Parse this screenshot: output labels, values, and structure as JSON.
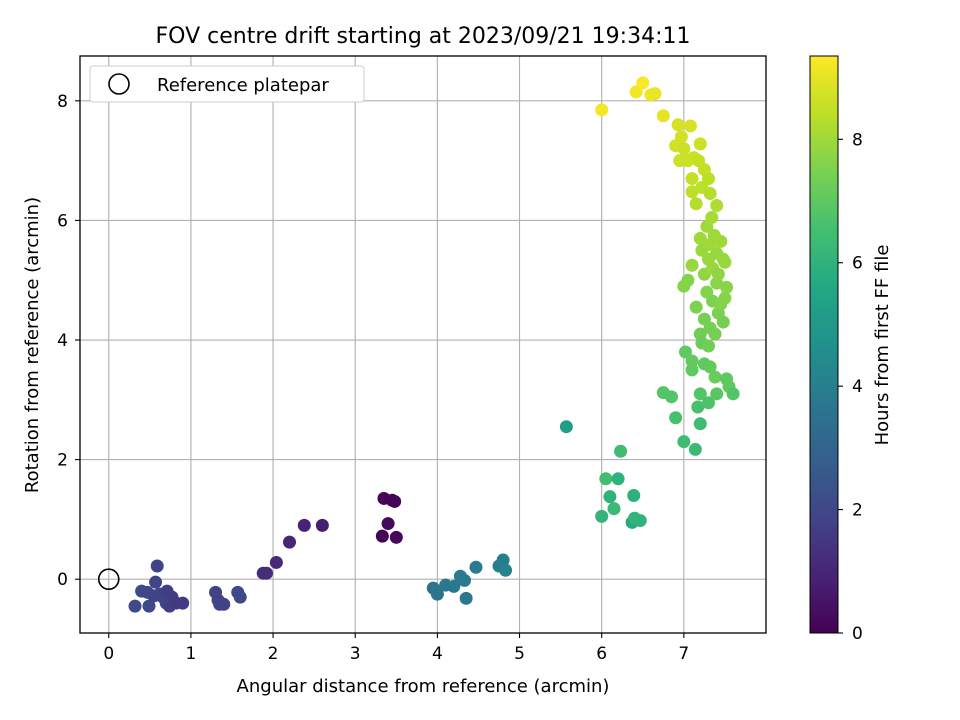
{
  "chart_data": {
    "type": "scatter",
    "title": "FOV centre drift starting at 2023/09/21 19:34:11",
    "xlabel": "Angular distance from reference (arcmin)",
    "ylabel": "Rotation from reference (arcmin)",
    "xlim": [
      -0.35,
      8.0
    ],
    "ylim": [
      -0.9,
      8.75
    ],
    "xticks": [
      "0",
      "1",
      "2",
      "3",
      "4",
      "5",
      "6",
      "7"
    ],
    "yticks": [
      "0",
      "2",
      "4",
      "6",
      "8"
    ],
    "grid": true,
    "legend": {
      "position": "top-left",
      "entries": [
        {
          "label": "Reference platepar",
          "marker": "open-circle"
        }
      ]
    },
    "reference_point": {
      "x": 0,
      "y": 0
    },
    "colorbar": {
      "label": "Hours from first FF file",
      "range": [
        0,
        9.35
      ],
      "ticks": [
        "0",
        "2",
        "4",
        "6",
        "8"
      ],
      "colormap": "viridis"
    },
    "points": [
      {
        "x": 0.32,
        "y": -0.45,
        "h": 2.1
      },
      {
        "x": 0.4,
        "y": -0.2,
        "h": 2.1
      },
      {
        "x": 0.47,
        "y": -0.22,
        "h": 2.0
      },
      {
        "x": 0.49,
        "y": -0.45,
        "h": 2.0
      },
      {
        "x": 0.55,
        "y": -0.28,
        "h": 1.9
      },
      {
        "x": 0.57,
        "y": -0.05,
        "h": 1.9
      },
      {
        "x": 0.59,
        "y": 0.22,
        "h": 1.9
      },
      {
        "x": 0.62,
        "y": -0.25,
        "h": 1.8
      },
      {
        "x": 0.66,
        "y": -0.3,
        "h": 1.8
      },
      {
        "x": 0.7,
        "y": -0.4,
        "h": 1.8
      },
      {
        "x": 0.71,
        "y": -0.2,
        "h": 1.7
      },
      {
        "x": 0.74,
        "y": -0.45,
        "h": 1.7
      },
      {
        "x": 0.77,
        "y": -0.3,
        "h": 1.7
      },
      {
        "x": 0.82,
        "y": -0.4,
        "h": 1.6
      },
      {
        "x": 0.9,
        "y": -0.4,
        "h": 1.6
      },
      {
        "x": 1.3,
        "y": -0.22,
        "h": 1.8
      },
      {
        "x": 1.33,
        "y": -0.35,
        "h": 1.8
      },
      {
        "x": 1.35,
        "y": -0.42,
        "h": 1.9
      },
      {
        "x": 1.4,
        "y": -0.42,
        "h": 1.9
      },
      {
        "x": 1.57,
        "y": -0.22,
        "h": 2.0
      },
      {
        "x": 1.6,
        "y": -0.3,
        "h": 2.0
      },
      {
        "x": 1.88,
        "y": 0.1,
        "h": 1.2
      },
      {
        "x": 1.92,
        "y": 0.1,
        "h": 1.2
      },
      {
        "x": 2.04,
        "y": 0.28,
        "h": 1.1
      },
      {
        "x": 2.2,
        "y": 0.62,
        "h": 1.0
      },
      {
        "x": 2.38,
        "y": 0.9,
        "h": 0.9
      },
      {
        "x": 2.6,
        "y": 0.9,
        "h": 0.8
      },
      {
        "x": 3.33,
        "y": 0.72,
        "h": 0.1
      },
      {
        "x": 3.35,
        "y": 1.35,
        "h": 0.1
      },
      {
        "x": 3.4,
        "y": 0.93,
        "h": 0.2
      },
      {
        "x": 3.45,
        "y": 1.32,
        "h": 0.1
      },
      {
        "x": 3.48,
        "y": 1.3,
        "h": 0.1
      },
      {
        "x": 3.5,
        "y": 0.7,
        "h": 0.2
      },
      {
        "x": 3.95,
        "y": -0.15,
        "h": 3.6
      },
      {
        "x": 4.0,
        "y": -0.25,
        "h": 3.6
      },
      {
        "x": 4.1,
        "y": -0.1,
        "h": 3.7
      },
      {
        "x": 4.2,
        "y": -0.12,
        "h": 3.7
      },
      {
        "x": 4.28,
        "y": 0.05,
        "h": 3.8
      },
      {
        "x": 4.33,
        "y": -0.02,
        "h": 3.8
      },
      {
        "x": 4.35,
        "y": -0.32,
        "h": 3.7
      },
      {
        "x": 4.47,
        "y": 0.2,
        "h": 3.9
      },
      {
        "x": 4.75,
        "y": 0.22,
        "h": 4.0
      },
      {
        "x": 4.8,
        "y": 0.32,
        "h": 4.0
      },
      {
        "x": 4.83,
        "y": 0.15,
        "h": 4.1
      },
      {
        "x": 5.57,
        "y": 2.55,
        "h": 5.2
      },
      {
        "x": 6.0,
        "y": 1.05,
        "h": 6.1
      },
      {
        "x": 6.05,
        "y": 1.68,
        "h": 6.5
      },
      {
        "x": 6.1,
        "y": 1.38,
        "h": 6.0
      },
      {
        "x": 6.15,
        "y": 1.18,
        "h": 6.3
      },
      {
        "x": 6.2,
        "y": 1.68,
        "h": 6.0
      },
      {
        "x": 6.23,
        "y": 2.14,
        "h": 6.4
      },
      {
        "x": 6.37,
        "y": 0.95,
        "h": 5.7
      },
      {
        "x": 6.39,
        "y": 1.4,
        "h": 5.9
      },
      {
        "x": 6.4,
        "y": 1.02,
        "h": 6.1
      },
      {
        "x": 6.47,
        "y": 0.98,
        "h": 6.0
      },
      {
        "x": 6.75,
        "y": 3.12,
        "h": 6.8
      },
      {
        "x": 6.85,
        "y": 3.05,
        "h": 6.8
      },
      {
        "x": 6.9,
        "y": 2.7,
        "h": 6.6
      },
      {
        "x": 7.0,
        "y": 2.3,
        "h": 6.4
      },
      {
        "x": 7.02,
        "y": 3.8,
        "h": 7.0
      },
      {
        "x": 7.1,
        "y": 3.5,
        "h": 7.0
      },
      {
        "x": 7.1,
        "y": 3.65,
        "h": 7.1
      },
      {
        "x": 7.14,
        "y": 2.17,
        "h": 6.3
      },
      {
        "x": 7.17,
        "y": 2.88,
        "h": 6.6
      },
      {
        "x": 7.2,
        "y": 2.6,
        "h": 6.4
      },
      {
        "x": 7.2,
        "y": 3.1,
        "h": 6.8
      },
      {
        "x": 7.25,
        "y": 3.6,
        "h": 7.0
      },
      {
        "x": 7.3,
        "y": 2.95,
        "h": 6.7
      },
      {
        "x": 7.32,
        "y": 3.55,
        "h": 7.1
      },
      {
        "x": 7.4,
        "y": 3.1,
        "h": 6.9
      },
      {
        "x": 7.38,
        "y": 3.38,
        "h": 7.2
      },
      {
        "x": 7.52,
        "y": 3.35,
        "h": 7.0
      },
      {
        "x": 7.55,
        "y": 3.22,
        "h": 7.0
      },
      {
        "x": 7.6,
        "y": 3.1,
        "h": 6.8
      },
      {
        "x": 7.0,
        "y": 4.9,
        "h": 7.6
      },
      {
        "x": 7.05,
        "y": 5.0,
        "h": 7.6
      },
      {
        "x": 7.15,
        "y": 4.55,
        "h": 7.5
      },
      {
        "x": 7.2,
        "y": 4.1,
        "h": 7.3
      },
      {
        "x": 7.22,
        "y": 3.95,
        "h": 7.2
      },
      {
        "x": 7.25,
        "y": 4.35,
        "h": 7.4
      },
      {
        "x": 7.28,
        "y": 4.8,
        "h": 7.6
      },
      {
        "x": 7.3,
        "y": 3.9,
        "h": 7.3
      },
      {
        "x": 7.32,
        "y": 4.2,
        "h": 7.4
      },
      {
        "x": 7.35,
        "y": 4.65,
        "h": 7.5
      },
      {
        "x": 7.38,
        "y": 4.1,
        "h": 7.4
      },
      {
        "x": 7.4,
        "y": 4.95,
        "h": 7.7
      },
      {
        "x": 7.42,
        "y": 4.45,
        "h": 7.5
      },
      {
        "x": 7.45,
        "y": 4.6,
        "h": 7.6
      },
      {
        "x": 7.48,
        "y": 4.3,
        "h": 7.4
      },
      {
        "x": 7.5,
        "y": 4.7,
        "h": 7.6
      },
      {
        "x": 7.52,
        "y": 4.88,
        "h": 7.7
      },
      {
        "x": 7.1,
        "y": 5.25,
        "h": 7.9
      },
      {
        "x": 7.2,
        "y": 5.7,
        "h": 8.0
      },
      {
        "x": 7.22,
        "y": 5.5,
        "h": 7.9
      },
      {
        "x": 7.25,
        "y": 5.1,
        "h": 7.8
      },
      {
        "x": 7.28,
        "y": 5.9,
        "h": 8.0
      },
      {
        "x": 7.3,
        "y": 5.35,
        "h": 7.9
      },
      {
        "x": 7.32,
        "y": 5.6,
        "h": 8.0
      },
      {
        "x": 7.34,
        "y": 6.05,
        "h": 8.1
      },
      {
        "x": 7.35,
        "y": 5.2,
        "h": 7.9
      },
      {
        "x": 7.37,
        "y": 5.75,
        "h": 8.0
      },
      {
        "x": 7.4,
        "y": 5.45,
        "h": 7.9
      },
      {
        "x": 7.42,
        "y": 5.1,
        "h": 7.8
      },
      {
        "x": 7.45,
        "y": 5.65,
        "h": 8.0
      },
      {
        "x": 7.48,
        "y": 5.35,
        "h": 7.9
      },
      {
        "x": 7.5,
        "y": 5.3,
        "h": 7.9
      },
      {
        "x": 7.4,
        "y": 6.25,
        "h": 8.2
      },
      {
        "x": 6.9,
        "y": 7.25,
        "h": 8.7
      },
      {
        "x": 6.93,
        "y": 7.6,
        "h": 8.8
      },
      {
        "x": 6.95,
        "y": 7.0,
        "h": 8.6
      },
      {
        "x": 6.97,
        "y": 7.4,
        "h": 8.7
      },
      {
        "x": 7.0,
        "y": 7.2,
        "h": 8.6
      },
      {
        "x": 7.05,
        "y": 7.0,
        "h": 8.6
      },
      {
        "x": 7.08,
        "y": 7.58,
        "h": 8.8
      },
      {
        "x": 7.1,
        "y": 6.7,
        "h": 8.5
      },
      {
        "x": 7.1,
        "y": 6.48,
        "h": 8.4
      },
      {
        "x": 7.12,
        "y": 7.05,
        "h": 8.6
      },
      {
        "x": 7.15,
        "y": 6.28,
        "h": 8.3
      },
      {
        "x": 7.18,
        "y": 7.0,
        "h": 8.5
      },
      {
        "x": 7.2,
        "y": 7.28,
        "h": 8.6
      },
      {
        "x": 7.22,
        "y": 6.55,
        "h": 8.4
      },
      {
        "x": 7.25,
        "y": 6.85,
        "h": 8.5
      },
      {
        "x": 7.3,
        "y": 6.7,
        "h": 8.4
      },
      {
        "x": 7.32,
        "y": 6.45,
        "h": 8.3
      },
      {
        "x": 6.0,
        "y": 7.85,
        "h": 9.2
      },
      {
        "x": 6.42,
        "y": 8.15,
        "h": 9.2
      },
      {
        "x": 6.5,
        "y": 8.3,
        "h": 9.3
      },
      {
        "x": 6.6,
        "y": 8.1,
        "h": 9.1
      },
      {
        "x": 6.65,
        "y": 8.12,
        "h": 9.1
      },
      {
        "x": 6.75,
        "y": 7.75,
        "h": 9.0
      }
    ]
  }
}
=-=-=-=-=
- [SET TASK]: Locate the lines above that contain "arcmin" and copy them.

- [EXERCISE RESULT]:
    "xlabel": "Angular distance from reference (arcmin)",
    "ylabel": "Rotation from reference (arcmin)",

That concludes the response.